*What you will do*:
Out of the lines in this data, how many include "date"? Give the number and nothing else.

*Data records*:
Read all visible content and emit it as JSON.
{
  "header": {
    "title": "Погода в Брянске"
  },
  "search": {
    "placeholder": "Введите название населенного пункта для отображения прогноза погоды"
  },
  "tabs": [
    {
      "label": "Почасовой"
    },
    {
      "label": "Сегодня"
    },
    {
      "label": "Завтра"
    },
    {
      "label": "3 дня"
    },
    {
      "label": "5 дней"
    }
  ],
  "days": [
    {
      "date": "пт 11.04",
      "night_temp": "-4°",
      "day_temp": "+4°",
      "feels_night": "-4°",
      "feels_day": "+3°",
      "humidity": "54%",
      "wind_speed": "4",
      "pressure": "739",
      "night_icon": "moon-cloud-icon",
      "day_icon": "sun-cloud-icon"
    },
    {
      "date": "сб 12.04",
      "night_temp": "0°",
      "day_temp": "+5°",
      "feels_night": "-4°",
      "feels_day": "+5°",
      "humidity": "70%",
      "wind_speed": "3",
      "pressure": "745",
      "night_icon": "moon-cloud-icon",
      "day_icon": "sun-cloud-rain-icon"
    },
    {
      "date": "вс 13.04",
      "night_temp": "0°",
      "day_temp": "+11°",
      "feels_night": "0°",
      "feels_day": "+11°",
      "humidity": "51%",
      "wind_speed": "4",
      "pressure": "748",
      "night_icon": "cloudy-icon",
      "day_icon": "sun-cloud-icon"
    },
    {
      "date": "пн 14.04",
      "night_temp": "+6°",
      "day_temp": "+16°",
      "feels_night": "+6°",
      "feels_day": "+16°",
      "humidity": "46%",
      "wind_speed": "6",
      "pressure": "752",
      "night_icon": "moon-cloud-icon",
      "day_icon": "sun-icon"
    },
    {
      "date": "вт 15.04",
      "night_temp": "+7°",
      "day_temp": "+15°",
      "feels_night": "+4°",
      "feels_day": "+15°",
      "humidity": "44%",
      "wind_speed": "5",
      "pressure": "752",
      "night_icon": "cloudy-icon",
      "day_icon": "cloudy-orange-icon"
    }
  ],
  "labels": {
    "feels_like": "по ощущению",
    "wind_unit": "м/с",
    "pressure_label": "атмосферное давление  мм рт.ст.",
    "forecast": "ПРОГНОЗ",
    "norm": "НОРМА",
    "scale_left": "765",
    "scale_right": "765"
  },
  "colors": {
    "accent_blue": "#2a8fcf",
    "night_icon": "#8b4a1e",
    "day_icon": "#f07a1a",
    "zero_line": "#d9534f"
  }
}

*Task result*:
5